DO THIS -> Retype every entry in its entirety, without alteration.

GIVEN RECORDS ->
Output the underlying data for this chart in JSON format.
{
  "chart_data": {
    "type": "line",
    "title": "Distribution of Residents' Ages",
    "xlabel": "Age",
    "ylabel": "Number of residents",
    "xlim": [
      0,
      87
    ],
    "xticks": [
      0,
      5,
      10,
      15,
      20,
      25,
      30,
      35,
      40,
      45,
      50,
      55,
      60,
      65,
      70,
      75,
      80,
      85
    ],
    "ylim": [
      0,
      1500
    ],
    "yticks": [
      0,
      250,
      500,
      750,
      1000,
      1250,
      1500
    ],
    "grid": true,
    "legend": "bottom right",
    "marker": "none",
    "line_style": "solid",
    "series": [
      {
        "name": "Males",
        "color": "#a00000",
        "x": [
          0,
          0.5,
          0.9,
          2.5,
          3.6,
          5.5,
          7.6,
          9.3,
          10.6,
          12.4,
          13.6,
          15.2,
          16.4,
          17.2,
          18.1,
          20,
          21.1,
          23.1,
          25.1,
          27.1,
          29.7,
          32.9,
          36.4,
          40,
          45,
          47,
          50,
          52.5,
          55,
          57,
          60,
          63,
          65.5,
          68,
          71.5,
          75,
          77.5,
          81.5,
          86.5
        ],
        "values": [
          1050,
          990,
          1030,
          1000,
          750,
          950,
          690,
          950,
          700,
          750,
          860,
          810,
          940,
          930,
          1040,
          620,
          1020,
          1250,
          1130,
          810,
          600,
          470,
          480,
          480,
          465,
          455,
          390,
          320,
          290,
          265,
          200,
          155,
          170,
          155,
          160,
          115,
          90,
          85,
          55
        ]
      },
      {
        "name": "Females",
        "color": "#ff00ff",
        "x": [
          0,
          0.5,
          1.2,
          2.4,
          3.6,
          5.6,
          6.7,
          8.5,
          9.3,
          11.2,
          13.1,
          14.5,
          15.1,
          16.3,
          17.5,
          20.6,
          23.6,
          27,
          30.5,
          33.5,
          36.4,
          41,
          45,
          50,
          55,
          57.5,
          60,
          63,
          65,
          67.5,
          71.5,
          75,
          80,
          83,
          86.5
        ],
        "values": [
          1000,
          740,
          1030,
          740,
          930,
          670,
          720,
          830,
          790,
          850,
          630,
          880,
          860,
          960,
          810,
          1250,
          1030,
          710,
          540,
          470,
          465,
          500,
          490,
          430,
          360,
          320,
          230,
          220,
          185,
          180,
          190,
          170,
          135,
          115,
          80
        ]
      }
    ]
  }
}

EXERCISE SOLUTION ->
Output the underlying data for this chart in JSON format.
{
  "chart_data": {
    "type": "line",
    "title": "Distribution of Residents' Ages",
    "xlabel": "Age",
    "ylabel": "Number of residents",
    "xlim": [
      0,
      87
    ],
    "xticks": [
      0,
      5,
      10,
      15,
      20,
      25,
      30,
      35,
      40,
      45,
      50,
      55,
      60,
      65,
      70,
      75,
      80,
      85
    ],
    "ylim": [
      0,
      1500
    ],
    "yticks": [
      0,
      250,
      500,
      750,
      1000,
      1250,
      1500
    ],
    "grid": true,
    "legend": "bottom right",
    "marker": "none",
    "line_style": "solid",
    "series": [
      {
        "name": "Males",
        "color": "#a00000",
        "x": [
          0,
          0.5,
          0.9,
          2.5,
          3.6,
          5.5,
          7.6,
          9.3,
          10.6,
          12.4,
          13.6,
          15.2,
          16.4,
          17.2,
          18.1,
          20,
          21.1,
          23.1,
          25.1,
          27.1,
          29.7,
          32.9,
          36.4,
          40,
          45,
          47,
          50,
          52.5,
          55,
          57,
          60,
          63,
          65.5,
          68,
          71.5,
          75,
          77.5,
          81.5,
          86.5
        ],
        "values": [
          1050,
          990,
          1030,
          1000,
          750,
          950,
          690,
          950,
          700,
          750,
          860,
          810,
          940,
          930,
          1040,
          620,
          1020,
          1250,
          1130,
          810,
          600,
          470,
          480,
          480,
          465,
          455,
          390,
          320,
          290,
          265,
          200,
          155,
          170,
          155,
          160,
          115,
          90,
          85,
          55
        ]
      },
      {
        "name": "Females",
        "color": "#ff00ff",
        "x": [
          0,
          0.5,
          1.2,
          2.4,
          3.6,
          5.6,
          6.7,
          8.5,
          9.3,
          11.2,
          13.1,
          14.5,
          15.1,
          16.3,
          17.5,
          20.6,
          23.6,
          27,
          30.5,
          33.5,
          36.4,
          41,
          45,
          50,
          55,
          57.5,
          60,
          63,
          65,
          67.5,
          71.5,
          75,
          80,
          83,
          86.5
        ],
        "values": [
          1000,
          740,
          1030,
          740,
          930,
          670,
          720,
          830,
          790,
          850,
          630,
          880,
          860,
          960,
          810,
          1250,
          1030,
          710,
          540,
          470,
          465,
          500,
          490,
          430,
          360,
          320,
          230,
          220,
          185,
          180,
          190,
          170,
          135,
          115,
          80
        ]
      }
    ]
  }
}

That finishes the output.